**Requirements:** As an exercise in exact copying, transcribe the lines below from the one holding "Read all visible content and emit it as JSON." through the last, with both ends included and pictures left out.

**Given records:**

· · ·

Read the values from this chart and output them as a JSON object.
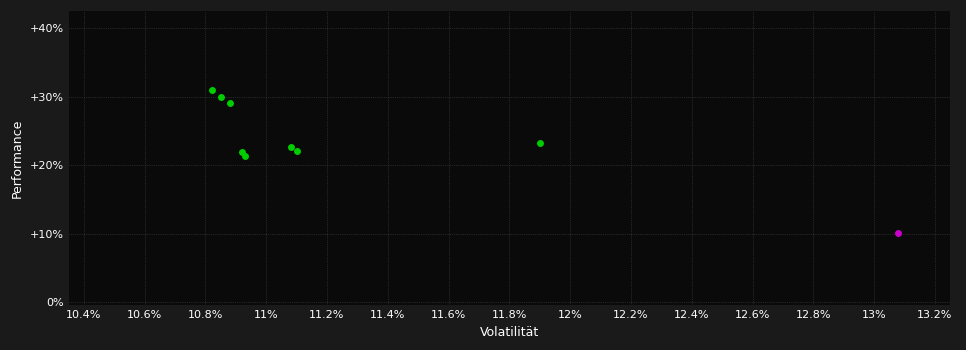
{
  "background_color": "#1a1a1a",
  "plot_bg_color": "#0a0a0a",
  "grid_color": "#444444",
  "text_color": "#ffffff",
  "xlabel": "Volatilität",
  "ylabel": "Performance",
  "xlim": [
    0.1035,
    0.1325
  ],
  "ylim": [
    -0.005,
    0.425
  ],
  "xticks": [
    0.104,
    0.106,
    0.108,
    0.11,
    0.112,
    0.114,
    0.116,
    0.118,
    0.12,
    0.122,
    0.124,
    0.126,
    0.128,
    0.13,
    0.132
  ],
  "xtick_labels": [
    "10.4%",
    "10.6%",
    "10.8%",
    "11%",
    "11.2%",
    "11.4%",
    "11.6%",
    "11.8%",
    "12%",
    "12.2%",
    "12.4%",
    "12.6%",
    "12.8%",
    "13%",
    "13.2%"
  ],
  "yticks": [
    0.0,
    0.1,
    0.2,
    0.3,
    0.4
  ],
  "ytick_labels": [
    "0%",
    "+10%",
    "+20%",
    "+30%",
    "+40%"
  ],
  "green_points": [
    [
      0.1082,
      0.31
    ],
    [
      0.1085,
      0.3
    ],
    [
      0.1088,
      0.291
    ],
    [
      0.1092,
      0.219
    ],
    [
      0.1093,
      0.214
    ],
    [
      0.1108,
      0.226
    ],
    [
      0.111,
      0.221
    ],
    [
      0.119,
      0.232
    ]
  ],
  "magenta_points": [
    [
      0.1308,
      0.101
    ]
  ],
  "green_color": "#00cc00",
  "magenta_color": "#cc00cc",
  "point_size": 25
}
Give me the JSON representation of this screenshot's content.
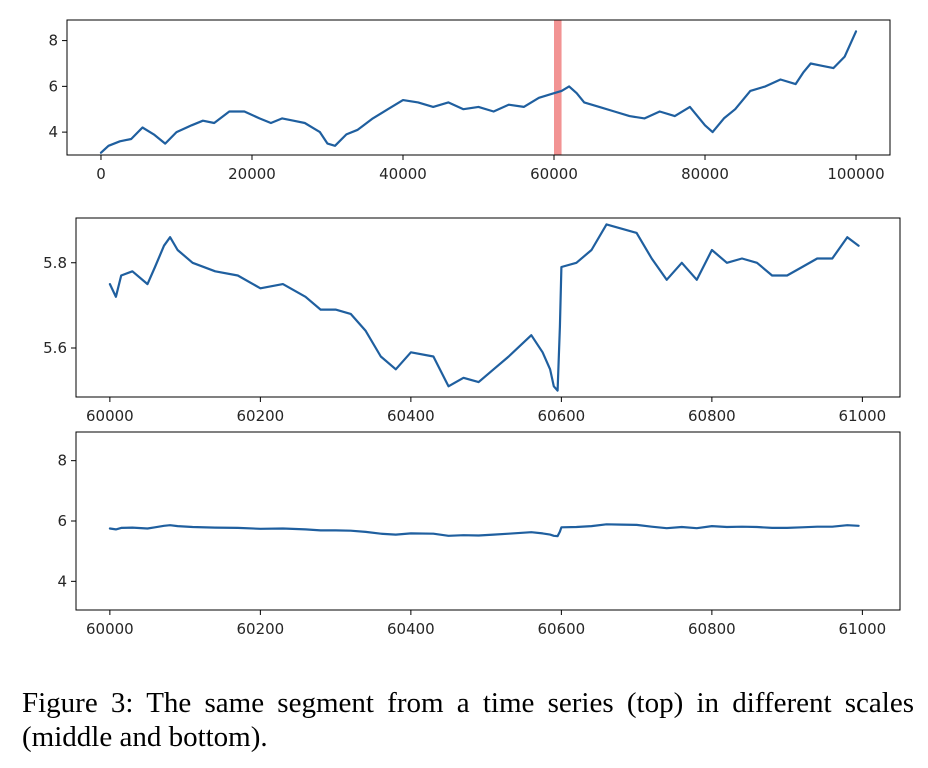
{
  "caption": "Figure 3: The same segment from a time series (top) in different scales (middle and bottom).",
  "line_color": "#1f5f9f",
  "highlight_color": "#f08080",
  "chart_data": [
    {
      "type": "line",
      "xlim": [
        -4500,
        104500
      ],
      "ylim": [
        3.0,
        8.9
      ],
      "xticks": [
        0,
        20000,
        40000,
        60000,
        80000,
        100000
      ],
      "yticks": [
        4,
        6,
        8
      ],
      "x_tick_labels": [
        "0",
        "20000",
        "40000",
        "60000",
        "80000",
        "100000"
      ],
      "y_tick_labels": [
        "4",
        "6",
        "8"
      ],
      "highlight_span": [
        60000,
        61000
      ],
      "series": [
        {
          "x": [
            0,
            1000,
            2500,
            4000,
            5500,
            7000,
            8500,
            10000,
            12000,
            13500,
            15000,
            17000,
            19000,
            21000,
            22500,
            24000,
            25500,
            27000,
            29000,
            30000,
            31000,
            32500,
            34000,
            36000,
            38000,
            40000,
            42000,
            44000,
            46000,
            48000,
            50000,
            52000,
            54000,
            56000,
            58000,
            60000,
            61000,
            62000,
            63000,
            64000,
            66000,
            68000,
            70000,
            72000,
            74000,
            76000,
            78000,
            80000,
            81000,
            82500,
            84000,
            86000,
            88000,
            90000,
            92000,
            93000,
            94000,
            95500,
            97000,
            98500,
            100000
          ],
          "y": [
            3.1,
            3.4,
            3.6,
            3.7,
            4.2,
            3.9,
            3.5,
            4.0,
            4.3,
            4.5,
            4.4,
            4.9,
            4.9,
            4.6,
            4.4,
            4.6,
            4.5,
            4.4,
            4.0,
            3.5,
            3.4,
            3.9,
            4.1,
            4.6,
            5.0,
            5.4,
            5.3,
            5.1,
            5.3,
            5.0,
            5.1,
            4.9,
            5.2,
            5.1,
            5.5,
            5.7,
            5.8,
            6.0,
            5.7,
            5.3,
            5.1,
            4.9,
            4.7,
            4.6,
            4.9,
            4.7,
            5.1,
            4.3,
            4.0,
            4.6,
            5.0,
            5.8,
            6.0,
            6.3,
            6.1,
            6.6,
            7.0,
            6.9,
            6.8,
            7.3,
            8.4
          ]
        }
      ]
    },
    {
      "type": "line",
      "xlim": [
        59955,
        61050
      ],
      "ylim": [
        5.485,
        5.905
      ],
      "xticks": [
        60000,
        60200,
        60400,
        60600,
        60800,
        61000
      ],
      "yticks": [
        5.6,
        5.8
      ],
      "x_tick_labels": [
        "60000",
        "60200",
        "60400",
        "60600",
        "60800",
        "61000"
      ],
      "y_tick_labels": [
        "5.6",
        "5.8"
      ],
      "series": [
        {
          "x": [
            60000,
            60008,
            60015,
            60030,
            60050,
            60060,
            60072,
            60080,
            60090,
            60110,
            60140,
            60170,
            60200,
            60230,
            60260,
            60280,
            60300,
            60320,
            60340,
            60360,
            60380,
            60400,
            60430,
            60450,
            60470,
            60490,
            60510,
            60530,
            60560,
            60575,
            60585,
            60590,
            60595,
            60598,
            60600,
            60620,
            60640,
            60660,
            60680,
            60700,
            60720,
            60740,
            60760,
            60780,
            60800,
            60820,
            60840,
            60860,
            60880,
            60900,
            60920,
            60940,
            60960,
            60980,
            60995
          ],
          "y": [
            5.75,
            5.72,
            5.77,
            5.78,
            5.75,
            5.79,
            5.84,
            5.86,
            5.83,
            5.8,
            5.78,
            5.77,
            5.74,
            5.75,
            5.72,
            5.69,
            5.69,
            5.68,
            5.64,
            5.58,
            5.55,
            5.59,
            5.58,
            5.51,
            5.53,
            5.52,
            5.55,
            5.58,
            5.63,
            5.59,
            5.55,
            5.51,
            5.5,
            5.65,
            5.79,
            5.8,
            5.83,
            5.89,
            5.88,
            5.87,
            5.81,
            5.76,
            5.8,
            5.76,
            5.83,
            5.8,
            5.81,
            5.8,
            5.77,
            5.77,
            5.79,
            5.81,
            5.81,
            5.86,
            5.84
          ]
        }
      ]
    },
    {
      "type": "line",
      "xlim": [
        59955,
        61050
      ],
      "ylim": [
        3.05,
        8.95
      ],
      "xticks": [
        60000,
        60200,
        60400,
        60600,
        60800,
        61000
      ],
      "yticks": [
        4,
        6,
        8
      ],
      "x_tick_labels": [
        "60000",
        "60200",
        "60400",
        "60600",
        "60800",
        "61000"
      ],
      "y_tick_labels": [
        "4",
        "6",
        "8"
      ],
      "series": [
        {
          "x": [
            60000,
            60008,
            60015,
            60030,
            60050,
            60060,
            60072,
            60080,
            60090,
            60110,
            60140,
            60170,
            60200,
            60230,
            60260,
            60280,
            60300,
            60320,
            60340,
            60360,
            60380,
            60400,
            60430,
            60450,
            60470,
            60490,
            60510,
            60530,
            60560,
            60575,
            60585,
            60590,
            60595,
            60598,
            60600,
            60620,
            60640,
            60660,
            60680,
            60700,
            60720,
            60740,
            60760,
            60780,
            60800,
            60820,
            60840,
            60860,
            60880,
            60900,
            60920,
            60940,
            60960,
            60980,
            60995
          ],
          "y": [
            5.75,
            5.72,
            5.77,
            5.78,
            5.75,
            5.79,
            5.84,
            5.86,
            5.83,
            5.8,
            5.78,
            5.77,
            5.74,
            5.75,
            5.72,
            5.69,
            5.69,
            5.68,
            5.64,
            5.58,
            5.55,
            5.59,
            5.58,
            5.51,
            5.53,
            5.52,
            5.55,
            5.58,
            5.63,
            5.59,
            5.55,
            5.51,
            5.5,
            5.65,
            5.79,
            5.8,
            5.83,
            5.89,
            5.88,
            5.87,
            5.81,
            5.76,
            5.8,
            5.76,
            5.83,
            5.8,
            5.81,
            5.8,
            5.77,
            5.77,
            5.79,
            5.81,
            5.81,
            5.86,
            5.84
          ]
        }
      ]
    }
  ]
}
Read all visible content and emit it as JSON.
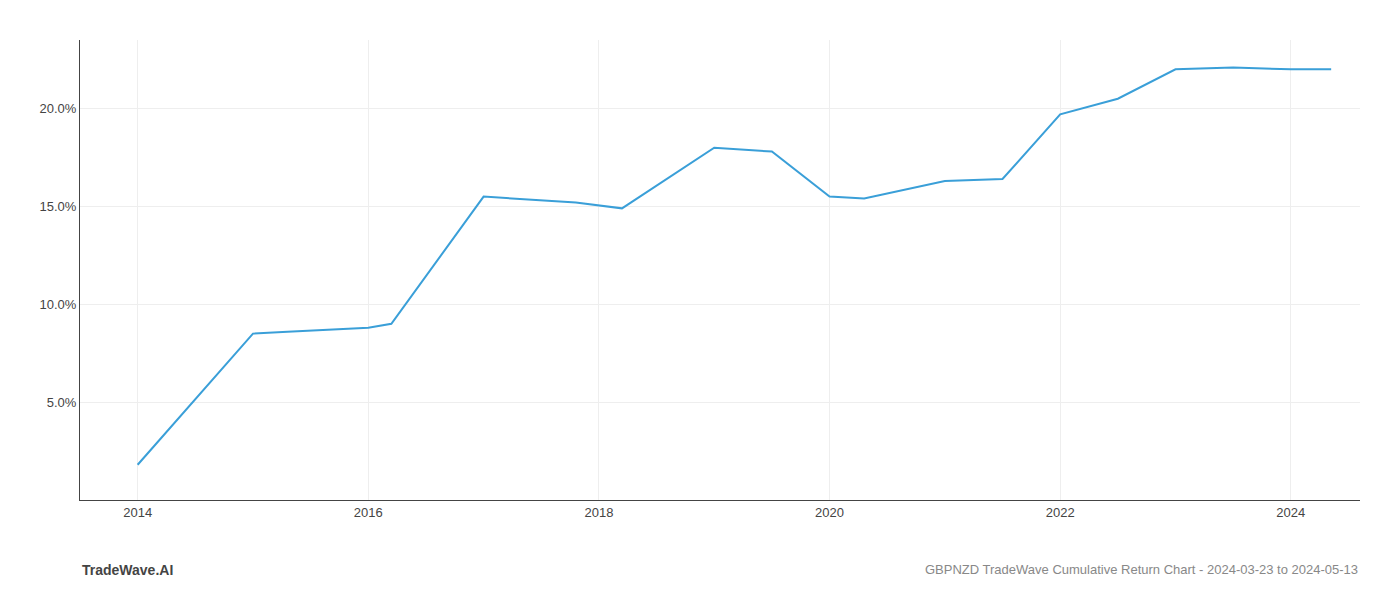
{
  "chart_data": {
    "type": "line",
    "x": [
      2014.0,
      2015.0,
      2015.3,
      2016.0,
      2016.2,
      2017.0,
      2017.8,
      2018.2,
      2019.0,
      2019.5,
      2020.0,
      2020.3,
      2021.0,
      2021.5,
      2022.0,
      2022.5,
      2023.0,
      2023.5,
      2024.0,
      2024.35
    ],
    "values": [
      1.8,
      8.5,
      8.6,
      8.8,
      9.0,
      15.5,
      15.2,
      14.9,
      18.0,
      17.8,
      15.5,
      15.4,
      16.3,
      16.4,
      19.7,
      20.5,
      22.0,
      22.1,
      22.0,
      22.0
    ],
    "color": "#3a9fd8",
    "xlim": [
      2013.5,
      2024.6
    ],
    "ylim": [
      0,
      23.5
    ],
    "xticks": [
      2014,
      2016,
      2018,
      2020,
      2022,
      2024
    ],
    "yticks": [
      {
        "value": 5.0,
        "label": "5.0%"
      },
      {
        "value": 10.0,
        "label": "10.0%"
      },
      {
        "value": 15.0,
        "label": "15.0%"
      },
      {
        "value": 20.0,
        "label": "20.0%"
      }
    ],
    "grid": true,
    "annotations": [
      "TradeWave.AI",
      "GBPNZD TradeWave Cumulative Return Chart - 2024-03-23 to 2024-05-13"
    ]
  }
}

· · ·

**Problem solution:**
Read all visible content and emit it as JSON.
{
  "chart_data": {
    "type": "line",
    "x": [
      2014.0,
      2015.0,
      2015.3,
      2016.0,
      2016.2,
      2017.0,
      2017.8,
      2018.2,
      2019.0,
      2019.5,
      2020.0,
      2020.3,
      2021.0,
      2021.5,
      2022.0,
      2022.5,
      2023.0,
      2023.5,
      2024.0,
      2024.35
    ],
    "values": [
      1.8,
      8.5,
      8.6,
      8.8,
      9.0,
      15.5,
      15.2,
      14.9,
      18.0,
      17.8,
      15.5,
      15.4,
      16.3,
      16.4,
      19.7,
      20.5,
      22.0,
      22.1,
      22.0,
      22.0
    ],
    "color": "#3a9fd8",
    "xlim": [
      2013.5,
      2024.6
    ],
    "ylim": [
      0,
      23.5
    ],
    "xticks": [
      2014,
      2016,
      2018,
      2020,
      2022,
      2024
    ],
    "yticks": [
      {
        "value": 5.0,
        "label": "5.0%"
      },
      {
        "value": 10.0,
        "label": "10.0%"
      },
      {
        "value": 15.0,
        "label": "15.0%"
      },
      {
        "value": 20.0,
        "label": "20.0%"
      }
    ],
    "grid": true,
    "annotations": [
      "TradeWave.AI",
      "GBPNZD TradeWave Cumulative Return Chart - 2024-03-23 to 2024-05-13"
    ]
  }
}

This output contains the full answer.